* What to produce *
State only how many lines below include the string "title".

:::::

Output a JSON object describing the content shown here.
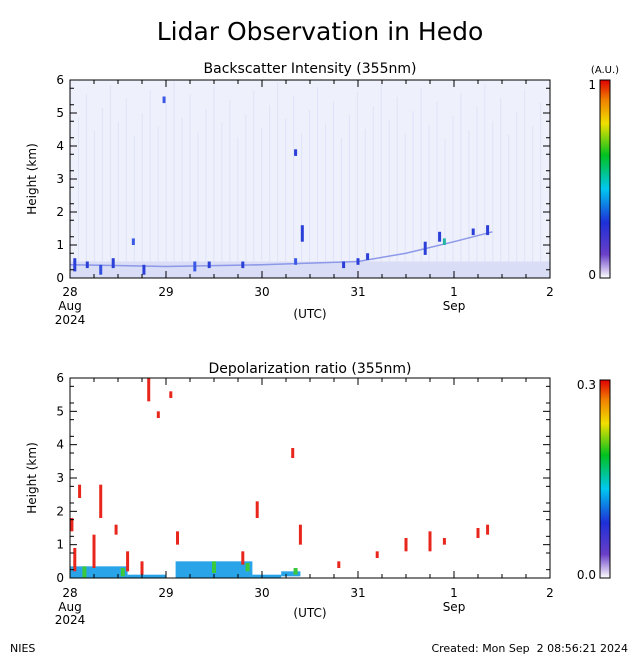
{
  "page": {
    "title": "Lidar Observation in Hedo",
    "footer_left": "NIES",
    "footer_right": "Created: Mon Sep  2 08:56:21 2024"
  },
  "chart_data": [
    {
      "type": "heatmap",
      "title": "Backscatter Intensity (355nm)",
      "ylabel": "Height (km)",
      "xlabel": "(UTC)",
      "xlim": [
        0,
        5
      ],
      "ylim": [
        0,
        6
      ],
      "x_ticks": [
        {
          "value": 0,
          "label": "28",
          "sub": "Aug",
          "sub2": "2024"
        },
        {
          "value": 1,
          "label": "29",
          "sub": "",
          "sub2": ""
        },
        {
          "value": 2,
          "label": "30",
          "sub": "",
          "sub2": ""
        },
        {
          "value": 3,
          "label": "31",
          "sub": "",
          "sub2": ""
        },
        {
          "value": 4,
          "label": "1",
          "sub": "Sep",
          "sub2": ""
        },
        {
          "value": 5,
          "label": "2",
          "sub": "",
          "sub2": ""
        }
      ],
      "y_ticks": [
        0,
        1,
        2,
        3,
        4,
        5,
        6
      ],
      "colorbar": {
        "unit": "(A.U.)",
        "min_label": "0",
        "max_label": "1"
      },
      "background_color": "#eef0fb",
      "features": [
        {
          "x": 0.05,
          "y0": 0.2,
          "y1": 0.6,
          "color": "#2a3fd8"
        },
        {
          "x": 0.18,
          "y0": 0.3,
          "y1": 0.5,
          "color": "#2a3fd8"
        },
        {
          "x": 0.32,
          "y0": 0.1,
          "y1": 0.4,
          "color": "#3550e0"
        },
        {
          "x": 0.45,
          "y0": 0.3,
          "y1": 0.6,
          "color": "#2a3fd8"
        },
        {
          "x": 0.66,
          "y0": 1.0,
          "y1": 1.2,
          "color": "#3a5ae6"
        },
        {
          "x": 0.77,
          "y0": 0.1,
          "y1": 0.4,
          "color": "#2a3fd8"
        },
        {
          "x": 0.98,
          "y0": 5.3,
          "y1": 5.5,
          "color": "#3a5ae6"
        },
        {
          "x": 1.3,
          "y0": 0.2,
          "y1": 0.5,
          "color": "#3a5ae6"
        },
        {
          "x": 1.45,
          "y0": 0.3,
          "y1": 0.5,
          "color": "#2a3fd8"
        },
        {
          "x": 1.8,
          "y0": 0.3,
          "y1": 0.5,
          "color": "#2a3fd8"
        },
        {
          "x": 2.35,
          "y0": 0.4,
          "y1": 0.6,
          "color": "#3a5ae6"
        },
        {
          "x": 2.35,
          "y0": 3.7,
          "y1": 3.9,
          "color": "#2a3fd8"
        },
        {
          "x": 2.42,
          "y0": 1.1,
          "y1": 1.6,
          "color": "#2a3fd8"
        },
        {
          "x": 2.85,
          "y0": 0.3,
          "y1": 0.5,
          "color": "#2a3fd8"
        },
        {
          "x": 3.0,
          "y0": 0.4,
          "y1": 0.6,
          "color": "#2a3fd8"
        },
        {
          "x": 3.1,
          "y0": 0.55,
          "y1": 0.75,
          "color": "#2a3fd8"
        },
        {
          "x": 3.7,
          "y0": 0.7,
          "y1": 1.1,
          "color": "#2a3fd8"
        },
        {
          "x": 3.85,
          "y0": 1.1,
          "y1": 1.4,
          "color": "#2a3fd8"
        },
        {
          "x": 3.9,
          "y0": 1.0,
          "y1": 1.2,
          "color": "#25b6a8"
        },
        {
          "x": 4.2,
          "y0": 1.3,
          "y1": 1.5,
          "color": "#2a3fd8"
        },
        {
          "x": 4.35,
          "y0": 1.3,
          "y1": 1.6,
          "color": "#2a3fd8"
        }
      ],
      "cloud_base_line": [
        {
          "x": 0.0,
          "y": 0.4
        },
        {
          "x": 1.0,
          "y": 0.35
        },
        {
          "x": 2.0,
          "y": 0.4
        },
        {
          "x": 2.5,
          "y": 0.45
        },
        {
          "x": 3.0,
          "y": 0.5
        },
        {
          "x": 3.5,
          "y": 0.75
        },
        {
          "x": 4.0,
          "y": 1.1
        },
        {
          "x": 4.4,
          "y": 1.4
        }
      ]
    },
    {
      "type": "heatmap",
      "title": "Depolarization ratio (355nm)",
      "ylabel": "Height (km)",
      "xlabel": "(UTC)",
      "xlim": [
        0,
        5
      ],
      "ylim": [
        0,
        6
      ],
      "x_ticks": [
        {
          "value": 0,
          "label": "28",
          "sub": "Aug",
          "sub2": "2024"
        },
        {
          "value": 1,
          "label": "29",
          "sub": "",
          "sub2": ""
        },
        {
          "value": 2,
          "label": "30",
          "sub": "",
          "sub2": ""
        },
        {
          "value": 3,
          "label": "31",
          "sub": "",
          "sub2": ""
        },
        {
          "value": 4,
          "label": "1",
          "sub": "Sep",
          "sub2": ""
        },
        {
          "value": 5,
          "label": "2",
          "sub": "",
          "sub2": ""
        }
      ],
      "y_ticks": [
        0,
        1,
        2,
        3,
        4,
        5,
        6
      ],
      "colorbar": {
        "unit": "",
        "min_label": "0.0",
        "max_label": "0.3"
      },
      "background_color": "#ffffff",
      "features": [
        {
          "x": 0.02,
          "y0": 1.4,
          "y1": 1.8,
          "color": "#e8261c"
        },
        {
          "x": 0.05,
          "y0": 0.2,
          "y1": 0.9,
          "color": "#e8261c"
        },
        {
          "x": 0.1,
          "y0": 2.4,
          "y1": 2.8,
          "color": "#e8261c"
        },
        {
          "x": 0.25,
          "y0": 0.3,
          "y1": 1.3,
          "color": "#e8261c"
        },
        {
          "x": 0.32,
          "y0": 1.8,
          "y1": 2.8,
          "color": "#e8261c"
        },
        {
          "x": 0.48,
          "y0": 1.3,
          "y1": 1.6,
          "color": "#e8261c"
        },
        {
          "x": 0.6,
          "y0": 0.2,
          "y1": 0.8,
          "color": "#e8261c"
        },
        {
          "x": 0.75,
          "y0": 0.1,
          "y1": 0.5,
          "color": "#e8261c"
        },
        {
          "x": 0.82,
          "y0": 5.3,
          "y1": 6.0,
          "color": "#e8261c"
        },
        {
          "x": 0.92,
          "y0": 4.8,
          "y1": 5.0,
          "color": "#e8261c"
        },
        {
          "x": 1.05,
          "y0": 5.4,
          "y1": 5.6,
          "color": "#e8261c"
        },
        {
          "x": 1.12,
          "y0": 1.0,
          "y1": 1.4,
          "color": "#e8261c"
        },
        {
          "x": 1.8,
          "y0": 0.4,
          "y1": 0.8,
          "color": "#e8261c"
        },
        {
          "x": 1.95,
          "y0": 1.8,
          "y1": 2.3,
          "color": "#e8261c"
        },
        {
          "x": 2.32,
          "y0": 3.6,
          "y1": 3.9,
          "color": "#e8261c"
        },
        {
          "x": 2.4,
          "y0": 1.0,
          "y1": 1.6,
          "color": "#e8261c"
        },
        {
          "x": 2.8,
          "y0": 0.3,
          "y1": 0.5,
          "color": "#e8261c"
        },
        {
          "x": 3.2,
          "y0": 0.6,
          "y1": 0.8,
          "color": "#e8261c"
        },
        {
          "x": 3.5,
          "y0": 0.8,
          "y1": 1.2,
          "color": "#e8261c"
        },
        {
          "x": 3.75,
          "y0": 0.8,
          "y1": 1.4,
          "color": "#e8261c"
        },
        {
          "x": 3.9,
          "y0": 1.0,
          "y1": 1.2,
          "color": "#e8261c"
        },
        {
          "x": 4.25,
          "y0": 1.2,
          "y1": 1.5,
          "color": "#e8261c"
        },
        {
          "x": 4.35,
          "y0": 1.3,
          "y1": 1.6,
          "color": "#e8261c"
        }
      ],
      "aerosol_layer": [
        {
          "x0": 0.0,
          "x1": 0.6,
          "y0": 0.0,
          "y1": 0.35,
          "color": "#2aa4e8"
        },
        {
          "x0": 0.6,
          "x1": 1.0,
          "y0": 0.0,
          "y1": 0.1,
          "color": "#2aa4e8"
        },
        {
          "x0": 1.1,
          "x1": 1.9,
          "y0": 0.0,
          "y1": 0.5,
          "color": "#2aa4e8"
        },
        {
          "x0": 1.9,
          "x1": 2.2,
          "y0": 0.0,
          "y1": 0.1,
          "color": "#2aa4e8"
        },
        {
          "x0": 2.2,
          "x1": 2.4,
          "y0": 0.05,
          "y1": 0.2,
          "color": "#2aa4e8"
        }
      ],
      "green_spots": [
        {
          "x": 0.15,
          "y0": 0.0,
          "y1": 0.35
        },
        {
          "x": 0.55,
          "y0": 0.05,
          "y1": 0.3
        },
        {
          "x": 1.5,
          "y0": 0.15,
          "y1": 0.5
        },
        {
          "x": 1.85,
          "y0": 0.2,
          "y1": 0.45
        },
        {
          "x": 2.35,
          "y0": 0.1,
          "y1": 0.3
        }
      ]
    }
  ]
}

:::::

* Task answer *
3